[Source extract]
Continuous Ranked Probability Score (CRPS)

Module Interface

class torchmetrics.regression.crps.ContinuousRankedProbabilityScore(**kwargs)[source]

Computes continuous ranked probability score.

C R P S (F, y) = \int_{- \infty}^{\infty} (F (x) - 1_{x \geq y})^{2} d x

where $F$ is the predicted cumulative distribution function and $y$ is the true target. The metric is usually used to evaluate probabilistic regression models, such as forecasting models. A lower CRPS indicates a better forecast, meaning that forecasted probabilities are closer to the true observed values. CRPS can also be seen as a generalization of the brier score for non binary classification problems.

As input to forward and update the metric accepts the following input:

preds (Tensor): Predicted float tensor with shape (N,d)
target (Tensor): Ground truth float tensor with shape (N,d)

As output of forward and compute the metric returns the following output:

cosine_similarity (Tensor): A float tensor with the cosine similarity

Parameters:

reduction – how to reduce over the batch dimension using ‘sum’, ‘mean’ or ‘none’ (taking the individual scores)
kwargs (Any) – Additional keyword arguments, see Advanced metric settings for more info.

Example

>>>>>> from torch import randn
>>> from torchmetrics.regression import ContinuousRankedProbabilityScore
>>> preds = randn(10, 5)
>>> target = randn(10)
>>> crps = ContinuousRankedProbabilityScore()
>>> crps(preds, target)
tensor(0.7731)

plot(val=None, ax=None)[source]

Plot a single or multiple values from the metric.

Parameters:

val (Union[Tensor, Sequence[Tensor], None]) – Either a single result from calling metric.forward or metric.compute or a list of these results. If no value is provided, will automatically call metric.compute and plot that result.
ax (Optional[Axes]) – An matplotlib axis object. If provided will add plot to that axis

Return type:

tuple[Figure, Union[Axes, ndarray]]

Returns:

Figure and Axes object

Raises:

ModuleNotFoundError – If matplotlib is not installed

>>>>>> from torch import randn
>>> # Example plotting a single value
>>> from torchmetrics.regression import ContinuousRankedProbabilityScore
>>> metric = ContinuousRankedProbabilityScore()
>>> metric.update(randn(10,5), randn(10))
>>> fig_, ax_ = metric.plot()

>>>>>> from torch import randn
>>> # Example plotting multiple values
>>> from torchmetrics.regression import ContinuousRankedProbabilityScore
>>> metric = ContinuousRankedProbabilityScore()
>>> values = []
>>> for _ in range(10):
...     values.append(metric(randn(10,5), randn(10)))
>>> fig, ax = metric.plot(values)

Functional Interface

torchmetrics.functional.regression.continuous_ranked_probability_score(preds, target)[source]

Computes continuous ranked probability score.

C R P S (F, y) = \int_{- \infty}^{\infty} (F (x) - 1_{x \geq y})^{2} d x

where $F$ is the predicted cumulative distribution function and $y$ is the true target. The metric is usually used to evaluate probabilistic regression models, such as forecasting models. A lower CRPS indicates a better forecast, meaning that forecasted probabilities are closer to the true observed values. CRPS can also be seen as a generalization of the brier score for non binary classification problems.

Parameters:

preds (Tensor) – a 2d tensor of shape (batch_size, ensemble_members) with predictions. The second dimension represents the ensemble members.
target (Tensor) – a 1d tensor of shape (batch_size) with the target values.

Return type:

Tensor

Returns:

Tensor with CRPS

Raises:

ValueError – If the number of ensemble members is less than 2.
ValueError – If the first dimension of preds and target do not match.

Example::

>>>>>> from torchmetrics.functional.regression import continuous_ranked_probability_score
>>> from torch import randn
>>> preds = randn(10, 5)
>>> target = randn(10)
>>> continuous_ranked_probability_score(preds, target)
tensor(0.7731)

[Exercise requirements] Quote the CRPS documentation verbatim, beginning at the words "As input to" and stopping after "for more info.". These listings come from a different source than the CRPS documentation.

[Listings of element regions]
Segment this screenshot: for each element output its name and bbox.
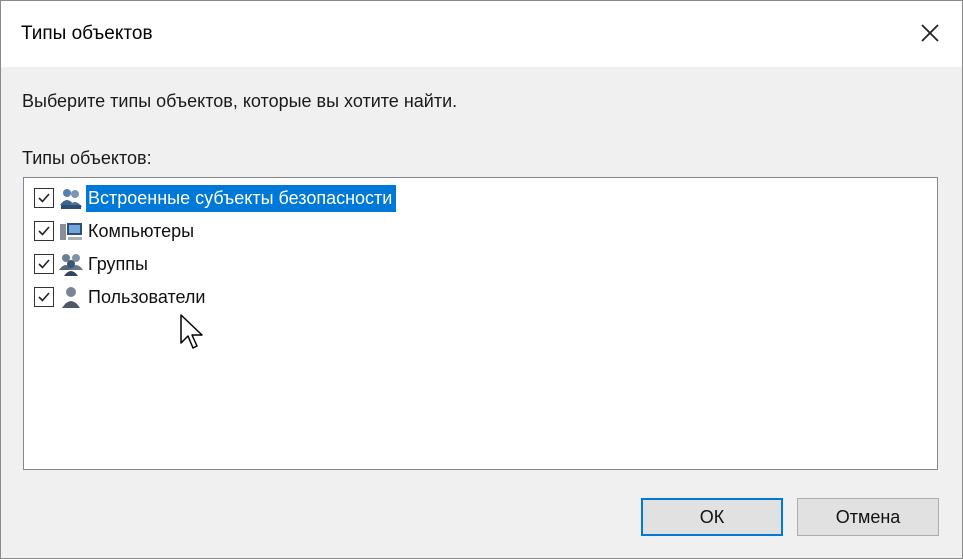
instruction-text: Выберите типы объектов, которые вы хотит…: [22, 91, 458, 111]
checkmark-icon: [38, 292, 50, 302]
mouse-cursor-icon: [180, 314, 203, 349]
list-item-security-principals[interactable]: Встроенные субъекты безопасности: [34, 183, 397, 213]
checkbox-computers[interactable]: [34, 221, 54, 241]
dialog-title: Типы объектов: [21, 23, 153, 44]
item-label: Компьютеры: [88, 220, 195, 241]
close-button[interactable]: [912, 15, 948, 51]
checkmark-icon: [38, 226, 50, 236]
object-types-label: Типы объектов:: [22, 148, 152, 168]
list-item-computers[interactable]: Компьютеры: [34, 216, 198, 246]
checkmark-icon: [38, 193, 50, 203]
computer-icon: [58, 218, 84, 244]
close-icon: [921, 24, 939, 42]
checkbox-users[interactable]: [34, 287, 54, 307]
list-item-groups[interactable]: Группы: [34, 249, 152, 279]
ok-button[interactable]: ОК: [641, 498, 783, 536]
item-label: Группы: [88, 253, 148, 274]
item-label: Встроенные субъекты безопасности: [86, 184, 397, 212]
list-item-users[interactable]: Пользователи: [34, 282, 209, 312]
group-icon: [58, 251, 84, 277]
checkbox-groups[interactable]: [34, 254, 54, 274]
object-types-list[interactable]: Встроенные субъекты безопасности Компьют…: [23, 177, 938, 470]
checkbox-security-principals[interactable]: [34, 188, 54, 208]
title-bar: Типы объектов: [1, 1, 962, 67]
object-types-dialog: Типы объектов Выберите типы объектов, ко…: [0, 0, 963, 559]
item-label: Пользователи: [88, 286, 206, 307]
checkmark-icon: [38, 259, 50, 269]
user-icon: [58, 284, 84, 310]
security-principals-icon: [58, 185, 84, 211]
cancel-button[interactable]: Отмена: [797, 498, 939, 536]
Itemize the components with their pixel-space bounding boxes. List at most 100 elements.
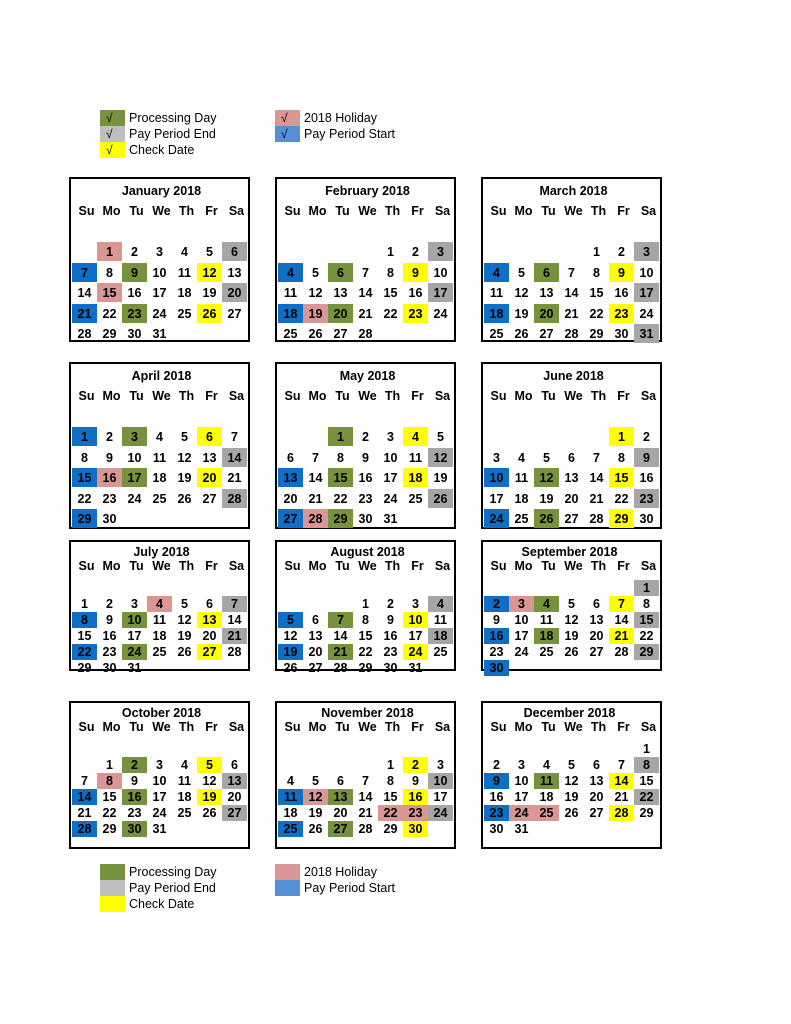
calendar-day[interactable]: 30 bbox=[609, 324, 634, 343]
calendar-day[interactable]: 1 bbox=[634, 741, 659, 757]
calendar-day[interactable]: 26 bbox=[172, 644, 197, 660]
calendar-day[interactable]: 25 bbox=[403, 489, 428, 508]
calendar-day-hol[interactable]: 23 bbox=[403, 805, 428, 821]
calendar-day-proc[interactable]: 15 bbox=[328, 468, 353, 487]
calendar-day[interactable]: 12 bbox=[559, 773, 584, 789]
calendar-day[interactable]: 28 bbox=[353, 324, 378, 343]
calendar-day-end[interactable]: 20 bbox=[222, 283, 247, 302]
calendar-day[interactable]: 1 bbox=[584, 242, 609, 261]
calendar-day[interactable]: 18 bbox=[509, 489, 534, 508]
calendar-day-start[interactable]: 7 bbox=[72, 262, 97, 282]
calendar-day[interactable]: 20 bbox=[584, 789, 609, 805]
calendar-day[interactable]: 21 bbox=[72, 805, 97, 821]
calendar-day-end[interactable]: 4 bbox=[428, 596, 453, 612]
calendar-day[interactable]: 22 bbox=[97, 304, 122, 323]
calendar-day[interactable]: 21 bbox=[353, 805, 378, 821]
calendar-day[interactable]: 25 bbox=[147, 644, 172, 660]
calendar-day[interactable]: 8 bbox=[584, 263, 609, 282]
calendar-day[interactable]: 22 bbox=[72, 489, 97, 508]
calendar-day[interactable]: 24 bbox=[122, 489, 147, 508]
calendar-day-check[interactable]: 21 bbox=[609, 628, 634, 644]
calendar-day[interactable]: 27 bbox=[222, 304, 247, 323]
calendar-day[interactable]: 4 bbox=[509, 448, 534, 467]
calendar-day[interactable]: 30 bbox=[378, 660, 403, 676]
calendar-day[interactable]: 4 bbox=[172, 757, 197, 773]
calendar-day[interactable]: 10 bbox=[122, 448, 147, 467]
calendar-day[interactable]: 11 bbox=[172, 263, 197, 282]
calendar-day-start[interactable]: 27 bbox=[278, 509, 303, 528]
calendar-day[interactable]: 26 bbox=[278, 660, 303, 676]
calendar-day-check[interactable]: 6 bbox=[197, 427, 222, 446]
calendar-day[interactable]: 2 bbox=[353, 427, 378, 446]
calendar-day-proc[interactable]: 16 bbox=[122, 789, 147, 805]
calendar-day[interactable]: 13 bbox=[303, 628, 328, 644]
calendar-day-check[interactable]: 7 bbox=[609, 596, 634, 612]
calendar-day[interactable]: 17 bbox=[484, 489, 509, 508]
calendar-day[interactable]: 30 bbox=[353, 509, 378, 528]
calendar-day[interactable]: 23 bbox=[122, 805, 147, 821]
calendar-day[interactable]: 4 bbox=[172, 242, 197, 261]
calendar-day[interactable]: 29 bbox=[97, 821, 122, 837]
calendar-day[interactable]: 30 bbox=[484, 821, 509, 837]
calendar-day[interactable]: 2 bbox=[378, 596, 403, 612]
calendar-day[interactable]: 27 bbox=[328, 324, 353, 343]
calendar-day[interactable]: 20 bbox=[559, 489, 584, 508]
calendar-day-start[interactable]: 18 bbox=[278, 303, 303, 323]
calendar-day[interactable]: 8 bbox=[353, 612, 378, 628]
calendar-day[interactable]: 20 bbox=[278, 489, 303, 508]
calendar-day-check[interactable]: 29 bbox=[609, 509, 634, 528]
calendar-day-check[interactable]: 20 bbox=[197, 468, 222, 487]
calendar-day-end[interactable]: 15 bbox=[634, 612, 659, 628]
calendar-day[interactable]: 17 bbox=[378, 468, 403, 487]
calendar-day[interactable]: 19 bbox=[428, 468, 453, 487]
calendar-day-check[interactable]: 12 bbox=[197, 262, 222, 282]
calendar-day-start[interactable]: 18 bbox=[484, 303, 509, 323]
calendar-day[interactable]: 11 bbox=[278, 283, 303, 302]
calendar-day[interactable]: 9 bbox=[378, 612, 403, 628]
calendar-day[interactable]: 9 bbox=[353, 448, 378, 467]
calendar-day-check[interactable]: 27 bbox=[197, 644, 222, 660]
calendar-day[interactable]: 5 bbox=[172, 427, 197, 446]
calendar-day[interactable]: 23 bbox=[97, 644, 122, 660]
calendar-day[interactable]: 11 bbox=[509, 468, 534, 487]
calendar-day[interactable]: 12 bbox=[509, 283, 534, 302]
calendar-day[interactable]: 13 bbox=[584, 773, 609, 789]
calendar-day[interactable]: 28 bbox=[328, 660, 353, 676]
calendar-day[interactable]: 26 bbox=[172, 489, 197, 508]
calendar-day-check[interactable]: 30 bbox=[403, 821, 428, 837]
calendar-day-end[interactable]: 14 bbox=[222, 447, 247, 467]
calendar-day[interactable]: 2 bbox=[634, 427, 659, 446]
calendar-day[interactable]: 19 bbox=[172, 628, 197, 644]
calendar-day[interactable]: 10 bbox=[428, 263, 453, 282]
calendar-day-start[interactable]: 2 bbox=[484, 596, 509, 612]
calendar-day-start[interactable]: 16 bbox=[484, 628, 509, 644]
calendar-day[interactable]: 7 bbox=[222, 427, 247, 446]
calendar-day[interactable]: 20 bbox=[328, 805, 353, 821]
calendar-day[interactable]: 6 bbox=[197, 596, 222, 612]
calendar-day[interactable]: 6 bbox=[559, 448, 584, 467]
calendar-day[interactable]: 17 bbox=[147, 789, 172, 805]
calendar-day[interactable]: 19 bbox=[559, 789, 584, 805]
calendar-day[interactable]: 5 bbox=[534, 448, 559, 467]
calendar-day[interactable]: 7 bbox=[559, 263, 584, 282]
calendar-day[interactable]: 16 bbox=[378, 628, 403, 644]
calendar-day-proc[interactable]: 24 bbox=[122, 644, 147, 660]
calendar-day[interactable]: 23 bbox=[378, 644, 403, 660]
calendar-day-hol[interactable]: 3 bbox=[509, 596, 534, 612]
calendar-day[interactable]: 21 bbox=[303, 489, 328, 508]
calendar-day[interactable]: 24 bbox=[428, 304, 453, 323]
calendar-day[interactable]: 9 bbox=[484, 612, 509, 628]
calendar-day-proc[interactable]: 1 bbox=[328, 427, 353, 446]
calendar-day-check[interactable]: 15 bbox=[609, 468, 634, 487]
calendar-day-hol[interactable]: 1 bbox=[97, 242, 122, 261]
calendar-day[interactable]: 7 bbox=[353, 263, 378, 282]
calendar-day[interactable]: 16 bbox=[634, 468, 659, 487]
calendar-day[interactable]: 18 bbox=[147, 628, 172, 644]
calendar-day[interactable]: 1 bbox=[378, 242, 403, 261]
calendar-day[interactable]: 22 bbox=[609, 489, 634, 508]
calendar-day[interactable]: 29 bbox=[72, 660, 97, 676]
calendar-day[interactable]: 4 bbox=[278, 773, 303, 789]
calendar-day-start[interactable]: 1 bbox=[72, 427, 97, 446]
calendar-day[interactable]: 3 bbox=[428, 757, 453, 773]
calendar-day-proc[interactable]: 20 bbox=[534, 303, 559, 323]
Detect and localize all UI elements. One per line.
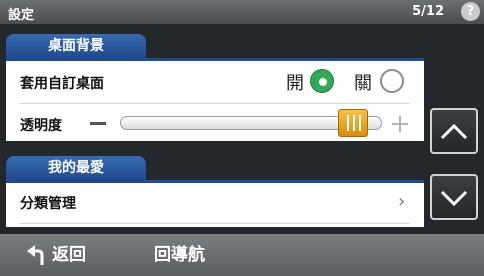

[Written answer]
As input to forward and update the metric accepts the following input:

preds (Tensor): Predicted float tensor with shape (N,d)
target (Tensor): Ground truth float tensor with shape (N,d)

As output of forward and compute the metric returns the following output:

cosine_similarity (Tensor): A float tensor with the cosine similarity

Parameters:

reduction – how to reduce over the batch dimension using ‘sum’, ‘mean’ or ‘none’ (taking the individual scores)
kwargs (Any) – Additional keyword arguments, see Advanced metric settings for more info.